**Problem**: Select all lines in the records that include "Переходы".

[Dataset rows]
___

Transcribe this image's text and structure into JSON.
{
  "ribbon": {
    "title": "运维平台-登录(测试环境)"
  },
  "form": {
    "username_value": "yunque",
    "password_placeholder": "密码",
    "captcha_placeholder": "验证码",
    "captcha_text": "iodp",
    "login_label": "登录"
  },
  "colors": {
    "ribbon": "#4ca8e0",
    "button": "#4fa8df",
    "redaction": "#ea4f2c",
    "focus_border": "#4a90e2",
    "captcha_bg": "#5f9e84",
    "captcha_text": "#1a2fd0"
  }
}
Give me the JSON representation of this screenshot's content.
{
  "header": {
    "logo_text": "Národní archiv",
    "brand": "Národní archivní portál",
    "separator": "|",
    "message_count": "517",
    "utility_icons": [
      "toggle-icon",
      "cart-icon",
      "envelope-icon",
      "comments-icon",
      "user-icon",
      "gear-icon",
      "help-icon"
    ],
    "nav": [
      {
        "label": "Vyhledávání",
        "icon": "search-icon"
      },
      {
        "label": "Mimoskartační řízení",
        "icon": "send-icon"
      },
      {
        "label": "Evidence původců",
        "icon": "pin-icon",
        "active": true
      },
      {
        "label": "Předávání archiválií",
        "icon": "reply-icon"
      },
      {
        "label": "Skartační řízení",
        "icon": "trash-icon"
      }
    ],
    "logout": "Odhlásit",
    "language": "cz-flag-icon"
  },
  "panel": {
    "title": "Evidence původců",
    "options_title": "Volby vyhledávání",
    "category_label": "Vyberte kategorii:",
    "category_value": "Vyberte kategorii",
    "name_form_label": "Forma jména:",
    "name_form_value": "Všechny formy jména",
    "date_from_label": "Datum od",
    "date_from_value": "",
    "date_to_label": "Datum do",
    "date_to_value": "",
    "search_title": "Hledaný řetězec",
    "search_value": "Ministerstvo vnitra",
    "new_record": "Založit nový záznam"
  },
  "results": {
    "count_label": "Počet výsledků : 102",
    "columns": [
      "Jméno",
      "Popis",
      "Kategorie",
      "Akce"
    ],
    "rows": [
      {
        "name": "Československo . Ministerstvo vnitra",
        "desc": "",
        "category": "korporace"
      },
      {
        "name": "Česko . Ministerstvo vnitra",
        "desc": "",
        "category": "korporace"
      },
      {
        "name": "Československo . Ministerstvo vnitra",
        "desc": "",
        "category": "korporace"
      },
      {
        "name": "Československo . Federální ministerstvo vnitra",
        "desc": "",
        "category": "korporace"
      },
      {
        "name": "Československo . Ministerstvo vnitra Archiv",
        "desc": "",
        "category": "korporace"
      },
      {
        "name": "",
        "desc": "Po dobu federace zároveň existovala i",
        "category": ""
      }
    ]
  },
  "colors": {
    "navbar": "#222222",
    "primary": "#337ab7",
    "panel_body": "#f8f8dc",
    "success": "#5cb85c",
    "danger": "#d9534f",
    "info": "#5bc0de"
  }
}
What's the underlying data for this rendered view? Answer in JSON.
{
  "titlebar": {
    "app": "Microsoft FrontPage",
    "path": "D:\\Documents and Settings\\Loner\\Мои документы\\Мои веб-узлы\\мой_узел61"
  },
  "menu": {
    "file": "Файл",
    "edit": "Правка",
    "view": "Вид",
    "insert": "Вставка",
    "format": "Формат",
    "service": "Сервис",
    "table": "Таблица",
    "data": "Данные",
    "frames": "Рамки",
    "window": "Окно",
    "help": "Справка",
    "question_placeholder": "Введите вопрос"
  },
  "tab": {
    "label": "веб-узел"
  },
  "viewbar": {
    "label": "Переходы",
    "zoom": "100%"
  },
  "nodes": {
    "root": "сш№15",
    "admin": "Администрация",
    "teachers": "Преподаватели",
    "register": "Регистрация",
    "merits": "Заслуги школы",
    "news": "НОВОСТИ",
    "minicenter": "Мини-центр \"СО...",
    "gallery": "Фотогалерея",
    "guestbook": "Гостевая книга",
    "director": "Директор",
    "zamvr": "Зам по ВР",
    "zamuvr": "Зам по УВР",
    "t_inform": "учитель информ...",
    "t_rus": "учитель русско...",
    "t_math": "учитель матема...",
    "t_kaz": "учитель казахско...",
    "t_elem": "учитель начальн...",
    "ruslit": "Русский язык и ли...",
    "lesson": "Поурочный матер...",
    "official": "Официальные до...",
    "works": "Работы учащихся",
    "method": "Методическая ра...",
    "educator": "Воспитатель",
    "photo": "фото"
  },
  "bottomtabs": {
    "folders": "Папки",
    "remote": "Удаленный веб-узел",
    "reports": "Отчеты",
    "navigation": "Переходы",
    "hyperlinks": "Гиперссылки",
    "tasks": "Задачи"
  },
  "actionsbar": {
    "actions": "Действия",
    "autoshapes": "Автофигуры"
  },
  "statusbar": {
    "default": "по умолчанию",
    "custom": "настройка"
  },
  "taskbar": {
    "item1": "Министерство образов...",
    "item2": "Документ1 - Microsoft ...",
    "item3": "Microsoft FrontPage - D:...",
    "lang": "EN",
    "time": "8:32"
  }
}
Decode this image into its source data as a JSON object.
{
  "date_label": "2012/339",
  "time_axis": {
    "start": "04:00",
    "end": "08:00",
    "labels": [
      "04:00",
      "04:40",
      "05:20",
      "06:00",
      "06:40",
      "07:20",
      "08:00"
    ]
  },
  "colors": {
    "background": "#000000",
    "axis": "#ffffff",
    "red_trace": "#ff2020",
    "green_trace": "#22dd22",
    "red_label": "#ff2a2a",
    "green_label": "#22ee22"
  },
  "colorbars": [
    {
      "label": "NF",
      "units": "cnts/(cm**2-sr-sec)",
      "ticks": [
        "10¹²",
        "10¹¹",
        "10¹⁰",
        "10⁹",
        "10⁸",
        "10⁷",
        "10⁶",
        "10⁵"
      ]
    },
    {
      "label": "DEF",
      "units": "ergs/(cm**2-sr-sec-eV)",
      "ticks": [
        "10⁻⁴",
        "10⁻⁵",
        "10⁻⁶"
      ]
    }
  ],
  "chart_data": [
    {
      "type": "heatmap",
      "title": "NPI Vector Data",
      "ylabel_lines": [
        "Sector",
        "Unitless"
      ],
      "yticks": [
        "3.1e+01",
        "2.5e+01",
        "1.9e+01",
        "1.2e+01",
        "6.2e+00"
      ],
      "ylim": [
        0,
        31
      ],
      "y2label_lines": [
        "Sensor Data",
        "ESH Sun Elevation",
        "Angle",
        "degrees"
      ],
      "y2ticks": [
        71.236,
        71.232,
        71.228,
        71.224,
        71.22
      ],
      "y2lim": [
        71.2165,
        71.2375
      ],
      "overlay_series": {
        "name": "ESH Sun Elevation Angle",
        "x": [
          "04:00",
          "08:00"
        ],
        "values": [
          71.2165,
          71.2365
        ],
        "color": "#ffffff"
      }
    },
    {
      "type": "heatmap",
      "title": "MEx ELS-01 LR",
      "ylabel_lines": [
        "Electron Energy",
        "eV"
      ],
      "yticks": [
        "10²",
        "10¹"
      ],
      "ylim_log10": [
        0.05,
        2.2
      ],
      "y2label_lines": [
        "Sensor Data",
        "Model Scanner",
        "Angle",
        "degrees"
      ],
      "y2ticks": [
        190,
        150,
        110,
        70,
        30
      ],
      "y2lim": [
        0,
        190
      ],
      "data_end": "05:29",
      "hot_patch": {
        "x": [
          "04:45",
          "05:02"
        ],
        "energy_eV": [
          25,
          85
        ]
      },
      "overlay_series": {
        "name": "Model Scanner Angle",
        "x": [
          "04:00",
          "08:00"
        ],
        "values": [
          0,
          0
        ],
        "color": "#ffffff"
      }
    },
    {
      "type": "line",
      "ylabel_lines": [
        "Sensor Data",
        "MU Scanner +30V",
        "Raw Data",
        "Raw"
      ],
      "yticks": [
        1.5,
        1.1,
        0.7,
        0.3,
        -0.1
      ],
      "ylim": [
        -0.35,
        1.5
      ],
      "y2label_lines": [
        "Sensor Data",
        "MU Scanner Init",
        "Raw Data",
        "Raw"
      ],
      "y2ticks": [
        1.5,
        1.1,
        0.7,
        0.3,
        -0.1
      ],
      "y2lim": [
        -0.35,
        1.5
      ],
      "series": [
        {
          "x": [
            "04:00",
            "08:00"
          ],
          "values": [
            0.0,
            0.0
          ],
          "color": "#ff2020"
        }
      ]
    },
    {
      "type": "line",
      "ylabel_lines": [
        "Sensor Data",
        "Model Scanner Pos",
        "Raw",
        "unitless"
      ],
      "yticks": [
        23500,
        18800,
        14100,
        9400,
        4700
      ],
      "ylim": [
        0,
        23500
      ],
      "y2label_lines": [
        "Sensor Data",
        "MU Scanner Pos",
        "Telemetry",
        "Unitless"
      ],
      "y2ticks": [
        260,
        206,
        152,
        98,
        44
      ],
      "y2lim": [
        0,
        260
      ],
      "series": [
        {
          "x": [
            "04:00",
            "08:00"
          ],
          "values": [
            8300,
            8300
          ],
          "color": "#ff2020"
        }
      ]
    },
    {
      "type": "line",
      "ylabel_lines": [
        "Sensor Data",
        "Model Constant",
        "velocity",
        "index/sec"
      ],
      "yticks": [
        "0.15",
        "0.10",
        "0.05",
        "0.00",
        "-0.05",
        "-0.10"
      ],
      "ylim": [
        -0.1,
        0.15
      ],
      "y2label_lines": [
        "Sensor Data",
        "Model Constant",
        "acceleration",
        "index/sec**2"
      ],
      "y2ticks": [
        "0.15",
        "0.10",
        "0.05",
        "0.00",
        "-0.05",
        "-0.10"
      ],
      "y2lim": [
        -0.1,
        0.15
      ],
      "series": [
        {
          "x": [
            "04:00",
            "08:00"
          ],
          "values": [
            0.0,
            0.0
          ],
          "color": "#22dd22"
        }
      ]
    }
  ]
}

___

**Right answer**:
    "label": "Переходы",
    "navigation": "Переходы",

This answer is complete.